Entries with figure data
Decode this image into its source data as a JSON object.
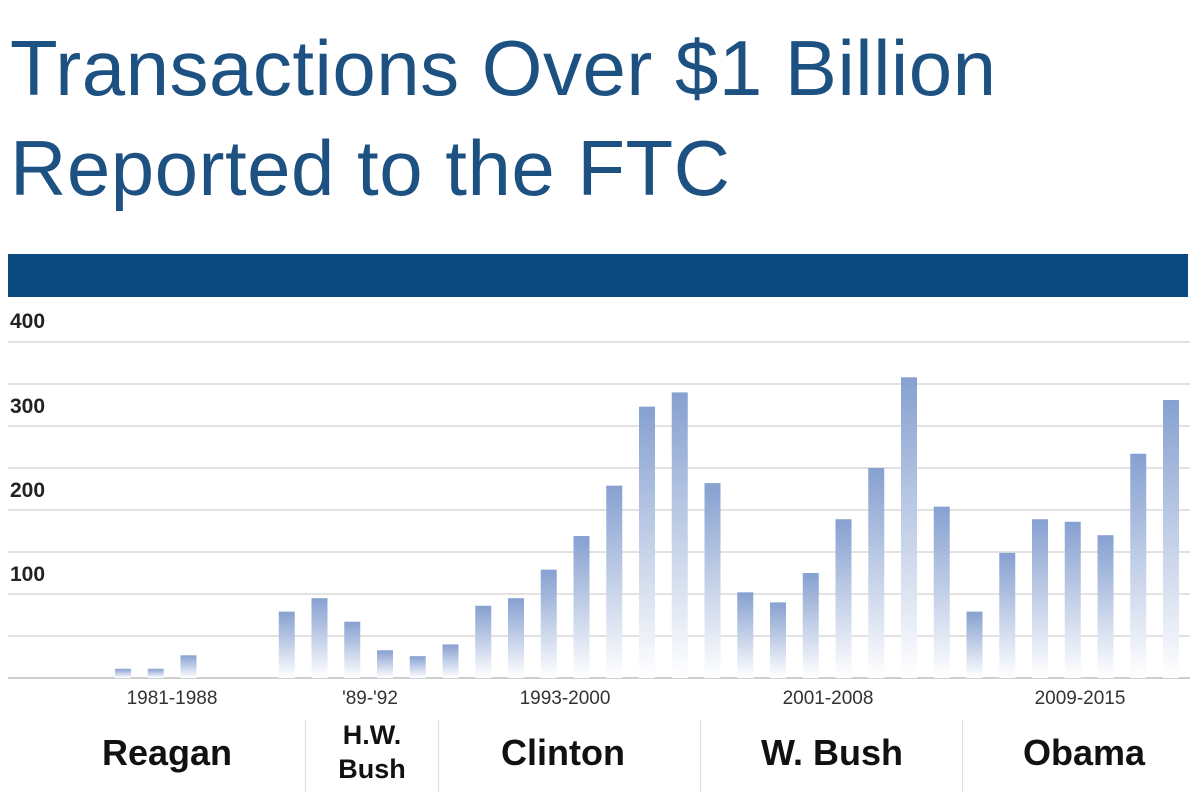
{
  "chart_data": {
    "type": "bar",
    "title_line1": "Transactions Over $1 Billion",
    "title_line2": "Reported to the FTC",
    "ylim": [
      0,
      400
    ],
    "yticks": [
      "100",
      "200",
      "300",
      "400"
    ],
    "grid": true,
    "values": [
      11,
      11,
      27,
      null,
      null,
      79,
      95,
      67,
      33,
      26,
      40,
      86,
      95,
      129,
      169,
      229,
      323,
      340,
      232,
      102,
      90,
      125,
      189,
      250,
      358,
      204,
      79,
      149,
      189,
      186,
      170,
      267,
      331
    ],
    "groups": [
      {
        "period": "1981-1988",
        "president": "Reagan"
      },
      {
        "period": "'89-'92",
        "president_line1": "H.W.",
        "president_line2": "Bush"
      },
      {
        "period": "1993-2000",
        "president": "Clinton"
      },
      {
        "period": "2001-2008",
        "president": "W. Bush"
      },
      {
        "period": "2009-2015",
        "president": "Obama"
      }
    ],
    "colors": {
      "title": "#1c5181",
      "band": "#0b4a7e",
      "bar_top": "#86a0d0",
      "bar_bottom": "#ffffff"
    }
  }
}
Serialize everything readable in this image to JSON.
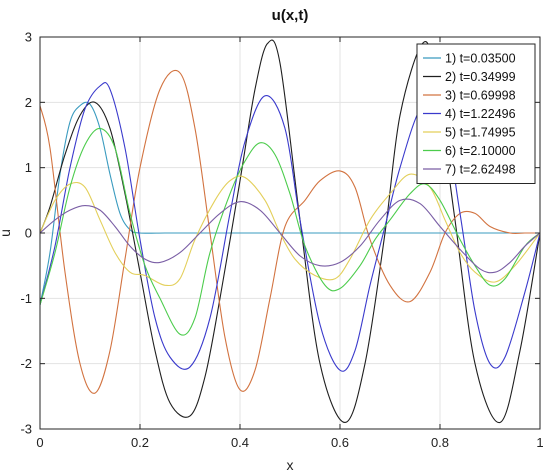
{
  "chart_data": {
    "type": "line",
    "title": "u(x,t)",
    "xlabel": "x",
    "ylabel": "u",
    "xlim": [
      0,
      1
    ],
    "ylim": [
      -3,
      3
    ],
    "xticks": [
      "0",
      "0.2",
      "0.4",
      "0.6",
      "0.8",
      "1"
    ],
    "yticks": [
      "-3",
      "-2",
      "-1",
      "0",
      "1",
      "2",
      "3"
    ],
    "grid": true,
    "legend_position": "top-right",
    "series": [
      {
        "name": "1) t=0.03500",
        "color": "#3a9bbf",
        "x": [
          0,
          0.02,
          0.04,
          0.06,
          0.08,
          0.1,
          0.12,
          0.14,
          0.16,
          0.18,
          0.2,
          0.25,
          0.3,
          0.4,
          0.5,
          0.6,
          0.7,
          0.8,
          0.9,
          1.0
        ],
        "y": [
          -1.1,
          -0.3,
          0.9,
          1.7,
          1.95,
          1.97,
          1.6,
          0.9,
          0.3,
          0.05,
          0.0,
          0.0,
          0.0,
          0.0,
          0.0,
          0.0,
          0.0,
          0.0,
          0.0,
          0.0
        ]
      },
      {
        "name": "2) t=0.34999",
        "color": "#1f1f1f",
        "x": [
          0,
          0.02,
          0.05,
          0.08,
          0.11,
          0.14,
          0.17,
          0.2,
          0.23,
          0.26,
          0.3,
          0.33,
          0.36,
          0.4,
          0.43,
          0.455,
          0.48,
          0.52,
          0.56,
          0.61,
          0.65,
          0.69,
          0.72,
          0.765,
          0.79,
          0.83,
          0.87,
          0.92,
          0.96,
          1.0
        ],
        "y": [
          0.0,
          0.4,
          1.2,
          1.8,
          2.0,
          1.6,
          0.6,
          -0.6,
          -1.8,
          -2.6,
          -2.8,
          -2.2,
          -1.0,
          0.8,
          2.2,
          2.9,
          2.6,
          0.2,
          -2.0,
          -2.9,
          -2.0,
          0.0,
          1.8,
          2.9,
          2.4,
          0.2,
          -2.0,
          -2.9,
          -1.8,
          0.0
        ]
      },
      {
        "name": "3) t=0.69998",
        "color": "#d27340",
        "x": [
          0,
          0.02,
          0.05,
          0.08,
          0.11,
          0.14,
          0.17,
          0.2,
          0.24,
          0.28,
          0.31,
          0.34,
          0.37,
          0.4,
          0.43,
          0.46,
          0.49,
          0.53,
          0.56,
          0.6,
          0.63,
          0.66,
          0.7,
          0.74,
          0.78,
          0.81,
          0.84,
          0.87,
          0.9,
          0.94,
          0.97,
          1.0
        ],
        "y": [
          1.95,
          1.3,
          -0.6,
          -2.0,
          -2.45,
          -1.8,
          -0.4,
          1.0,
          2.2,
          2.45,
          1.6,
          0.0,
          -1.6,
          -2.4,
          -2.1,
          -1.0,
          0.1,
          0.5,
          0.8,
          0.95,
          0.7,
          -0.1,
          -0.8,
          -1.05,
          -0.6,
          0.0,
          0.3,
          0.3,
          0.1,
          0.0,
          0.0,
          0.0
        ]
      },
      {
        "name": "4) t=1.22496",
        "color": "#3a3acc",
        "x": [
          0,
          0.03,
          0.06,
          0.09,
          0.12,
          0.14,
          0.17,
          0.2,
          0.23,
          0.26,
          0.3,
          0.34,
          0.38,
          0.41,
          0.45,
          0.49,
          0.52,
          0.56,
          0.6,
          0.63,
          0.66,
          0.69,
          0.72,
          0.76,
          0.8,
          0.84,
          0.87,
          0.9,
          0.93,
          0.97,
          1.0
        ],
        "y": [
          -1.1,
          -0.2,
          1.0,
          1.9,
          2.25,
          2.2,
          1.3,
          -0.1,
          -1.3,
          -1.9,
          -2.05,
          -1.3,
          0.3,
          1.4,
          2.1,
          1.6,
          0.2,
          -1.4,
          -2.1,
          -1.8,
          -0.8,
          0.1,
          1.0,
          1.9,
          2.1,
          0.3,
          -1.2,
          -2.0,
          -1.9,
          -0.9,
          0.0
        ]
      },
      {
        "name": "5) t=1.74995",
        "color": "#e3cf5a",
        "x": [
          0,
          0.03,
          0.06,
          0.09,
          0.12,
          0.15,
          0.18,
          0.21,
          0.25,
          0.28,
          0.31,
          0.35,
          0.38,
          0.41,
          0.45,
          0.48,
          0.51,
          0.55,
          0.59,
          0.62,
          0.66,
          0.7,
          0.74,
          0.78,
          0.81,
          0.84,
          0.87,
          0.91,
          0.95,
          1.0
        ],
        "y": [
          0.0,
          0.5,
          0.75,
          0.7,
          0.2,
          -0.3,
          -0.6,
          -0.65,
          -0.8,
          -0.7,
          -0.1,
          0.5,
          0.8,
          0.85,
          0.5,
          0.0,
          -0.4,
          -0.65,
          -0.7,
          -0.4,
          0.2,
          0.6,
          0.9,
          0.7,
          0.2,
          -0.3,
          -0.6,
          -0.75,
          -0.5,
          0.0
        ]
      },
      {
        "name": "6) t=2.10000",
        "color": "#4ccc4c",
        "x": [
          0,
          0.03,
          0.06,
          0.09,
          0.12,
          0.15,
          0.18,
          0.21,
          0.24,
          0.28,
          0.31,
          0.34,
          0.38,
          0.41,
          0.44,
          0.47,
          0.5,
          0.53,
          0.57,
          0.6,
          0.64,
          0.67,
          0.7,
          0.74,
          0.77,
          0.8,
          0.84,
          0.87,
          0.9,
          0.93,
          0.97,
          1.0
        ],
        "y": [
          -1.1,
          -0.3,
          0.7,
          1.35,
          1.6,
          1.3,
          0.3,
          -0.5,
          -1.0,
          -1.55,
          -1.3,
          -0.3,
          0.6,
          1.1,
          1.38,
          1.2,
          0.6,
          -0.2,
          -0.8,
          -0.85,
          -0.5,
          -0.1,
          0.2,
          0.6,
          0.75,
          0.5,
          -0.1,
          -0.5,
          -0.8,
          -0.7,
          -0.2,
          0.0
        ]
      },
      {
        "name": "7) t=2.62498",
        "color": "#7a5ea5",
        "x": [
          0,
          0.03,
          0.06,
          0.09,
          0.12,
          0.15,
          0.18,
          0.21,
          0.24,
          0.28,
          0.32,
          0.36,
          0.4,
          0.44,
          0.48,
          0.52,
          0.56,
          0.6,
          0.64,
          0.68,
          0.72,
          0.76,
          0.8,
          0.84,
          0.88,
          0.91,
          0.94,
          0.97,
          1.0
        ],
        "y": [
          0.0,
          0.2,
          0.35,
          0.42,
          0.35,
          0.1,
          -0.2,
          -0.4,
          -0.45,
          -0.3,
          0.0,
          0.3,
          0.48,
          0.35,
          0.0,
          -0.35,
          -0.5,
          -0.45,
          -0.2,
          0.2,
          0.5,
          0.45,
          0.1,
          -0.25,
          -0.55,
          -0.6,
          -0.45,
          -0.2,
          0.0
        ]
      }
    ]
  }
}
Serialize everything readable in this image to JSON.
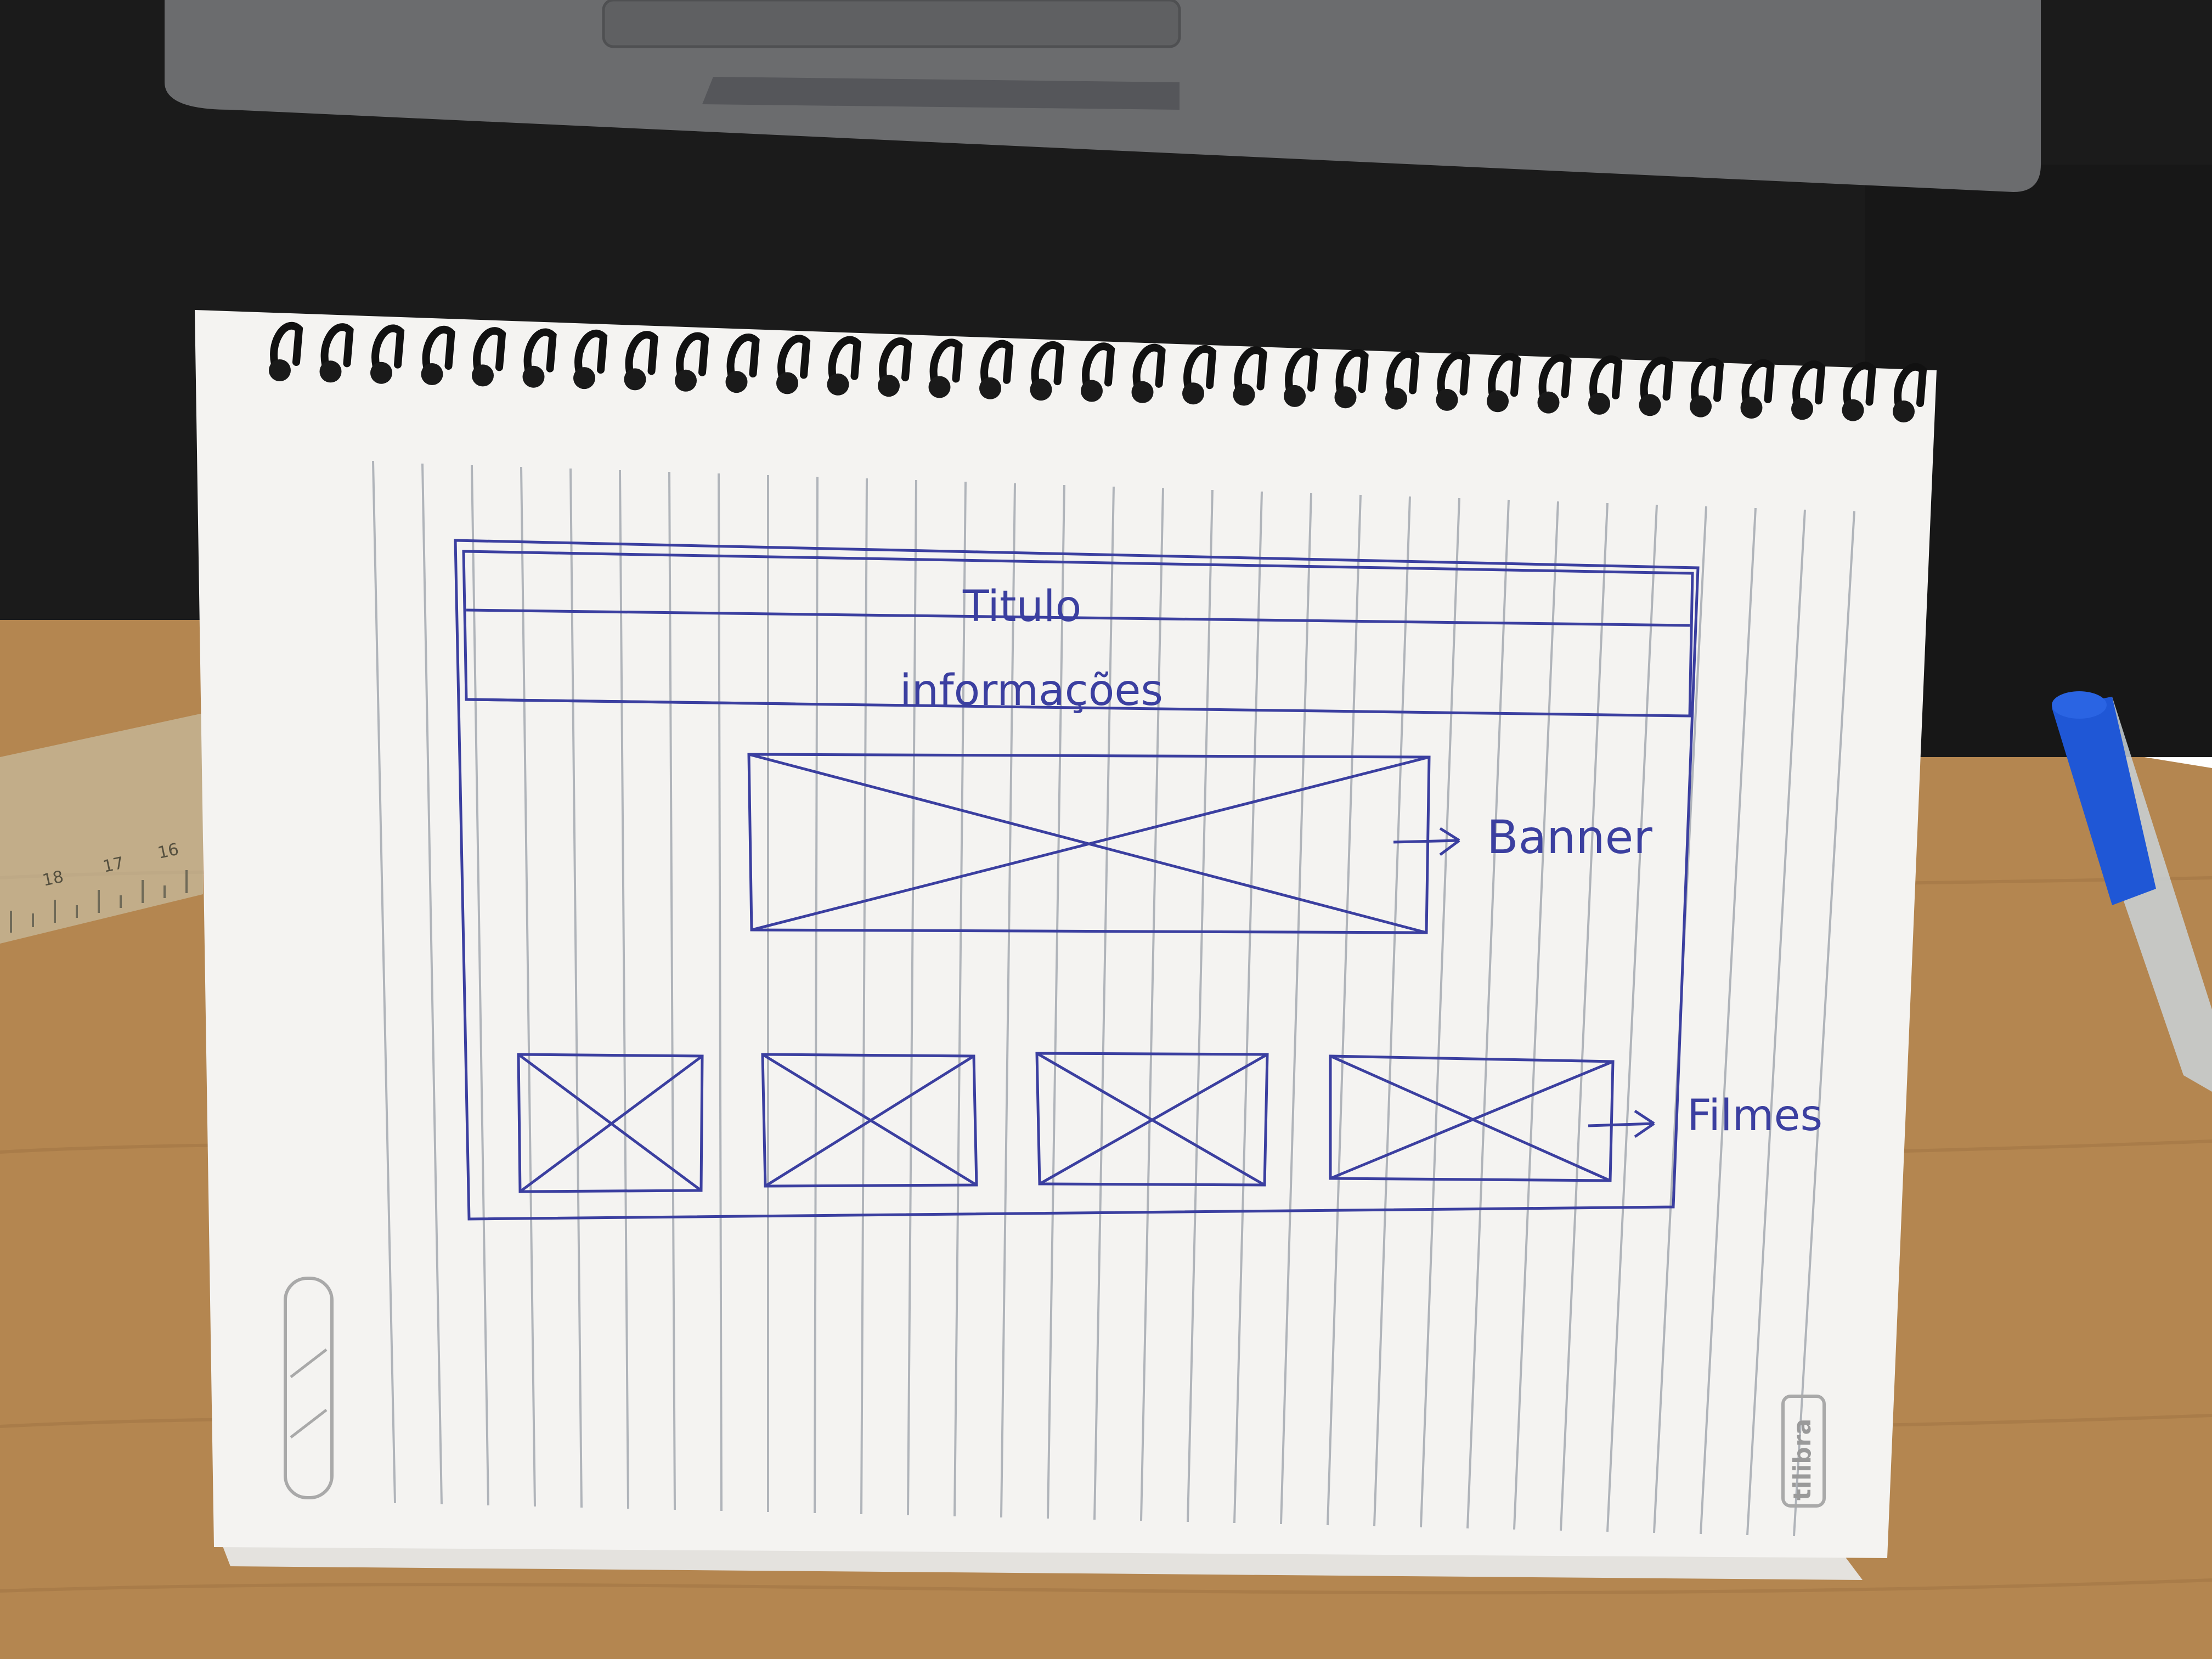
{
  "sketch": {
    "title_label": "Titulo",
    "info_label": "informações",
    "banner_label": "Banner",
    "films_label": "Filmes"
  },
  "notebook": {
    "brand": "tilibra"
  },
  "ruler": {
    "tick_labels": [
      "18",
      "17",
      "16"
    ]
  },
  "colors": {
    "ink": "#3b3fa0",
    "paper": "#f4f3f1",
    "desk_mat": "#1c1c1c",
    "wood": "#b98a52",
    "laptop": "#6d6e70",
    "pen_blue": "#1f57d6"
  }
}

PROMPT
Using the material above, gather every line that includes "Bush".

SOLUTION TO THIS EXERCISE
        "president_line2": "Bush"
        "president": "W. Bush"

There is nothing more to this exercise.